■ **What you will do**
Continue the passage on the Philippine training program in oxygen in-water recompression from its last sentence.

***** Supplied passage *****

The Philippines is an archipelago with many remote diving destinations. To bring hope to areas with little chance of redress from decompression sickness, the Philippine Commission on Sports Scuba Diving (PCSSD) initiated a sponsored training program in the application of in-water recompression using oxygen. The program was launched in early 2016 and was conducted by Philippine Technical Divers (PHILTECH). PHILTECH has been using and developing a dynamic OIWR program since 1997 for its team of divers and underwater contractors, and have attended to numerous cases of DCS in and outside the workplace with a 100% success rate. The ‘liveaboard’ at issue had several of her crew trained under the same PHILTECH system sponsored by the PCSSD, and their decision to use OIWR was not as impulsive as the article implied. Drawing from their training, the crew exercised sound judgement in their decision to administer OIWR.

***** Records provided *****

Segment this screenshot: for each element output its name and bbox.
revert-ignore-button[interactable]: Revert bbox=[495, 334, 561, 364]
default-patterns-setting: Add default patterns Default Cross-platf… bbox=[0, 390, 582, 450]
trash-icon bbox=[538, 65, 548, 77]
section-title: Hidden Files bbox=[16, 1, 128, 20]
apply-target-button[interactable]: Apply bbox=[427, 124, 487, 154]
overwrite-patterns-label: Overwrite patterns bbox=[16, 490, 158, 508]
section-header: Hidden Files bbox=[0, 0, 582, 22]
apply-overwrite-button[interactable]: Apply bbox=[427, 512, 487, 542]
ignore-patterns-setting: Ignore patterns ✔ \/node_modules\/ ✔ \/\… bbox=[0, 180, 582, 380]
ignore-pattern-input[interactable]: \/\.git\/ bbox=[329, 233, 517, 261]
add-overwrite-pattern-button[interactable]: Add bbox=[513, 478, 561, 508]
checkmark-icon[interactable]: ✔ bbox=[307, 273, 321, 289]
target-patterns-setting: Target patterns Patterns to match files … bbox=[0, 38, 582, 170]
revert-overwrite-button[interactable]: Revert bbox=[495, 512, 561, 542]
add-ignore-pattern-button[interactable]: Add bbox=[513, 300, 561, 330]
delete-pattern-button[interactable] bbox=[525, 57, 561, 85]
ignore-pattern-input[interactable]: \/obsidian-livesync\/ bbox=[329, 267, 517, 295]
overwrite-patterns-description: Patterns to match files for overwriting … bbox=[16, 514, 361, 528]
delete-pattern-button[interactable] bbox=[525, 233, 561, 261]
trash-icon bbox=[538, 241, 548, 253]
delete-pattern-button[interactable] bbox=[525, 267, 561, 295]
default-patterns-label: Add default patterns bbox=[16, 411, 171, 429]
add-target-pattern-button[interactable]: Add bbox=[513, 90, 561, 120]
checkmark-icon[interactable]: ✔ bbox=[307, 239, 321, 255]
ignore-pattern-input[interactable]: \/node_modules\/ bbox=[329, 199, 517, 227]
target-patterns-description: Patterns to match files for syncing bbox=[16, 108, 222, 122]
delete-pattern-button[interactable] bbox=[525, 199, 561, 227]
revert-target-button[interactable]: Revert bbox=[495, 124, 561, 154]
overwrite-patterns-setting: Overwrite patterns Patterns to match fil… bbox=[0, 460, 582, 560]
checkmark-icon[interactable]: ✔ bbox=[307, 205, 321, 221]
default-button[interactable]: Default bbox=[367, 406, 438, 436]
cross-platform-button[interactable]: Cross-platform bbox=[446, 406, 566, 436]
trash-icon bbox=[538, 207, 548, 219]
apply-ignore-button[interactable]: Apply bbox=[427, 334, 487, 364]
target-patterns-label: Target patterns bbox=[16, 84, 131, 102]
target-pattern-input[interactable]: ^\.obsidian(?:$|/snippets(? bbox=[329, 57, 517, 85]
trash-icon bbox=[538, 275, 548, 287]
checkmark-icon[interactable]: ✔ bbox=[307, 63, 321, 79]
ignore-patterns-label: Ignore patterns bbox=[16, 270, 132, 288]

*****

■ **Response**
Issue aside, Lippmann’s take on OIWR is consistent with PHILTECH’s and we agree with his concerns as there are many divers who would attempt in-water recompression without proper training. Apart from many hours of academics and practice, the right equipment, conditions, and patient, are necessary to safely perform OIWR. It is likewise a perishable skill and must be practiced regularly. To be clear, this clarificatory post is not intended to downplay the hazards of misguided OIWR. Instead, it is written to provide a complete picture of the critical circumstances that took place during the case at issue (whose details were perhaps not available to Lippmann at the time of his writing), and to bring fair judgement to the aggrieved crew who otherwise performed their duties to the highest standards of competence and professionalism.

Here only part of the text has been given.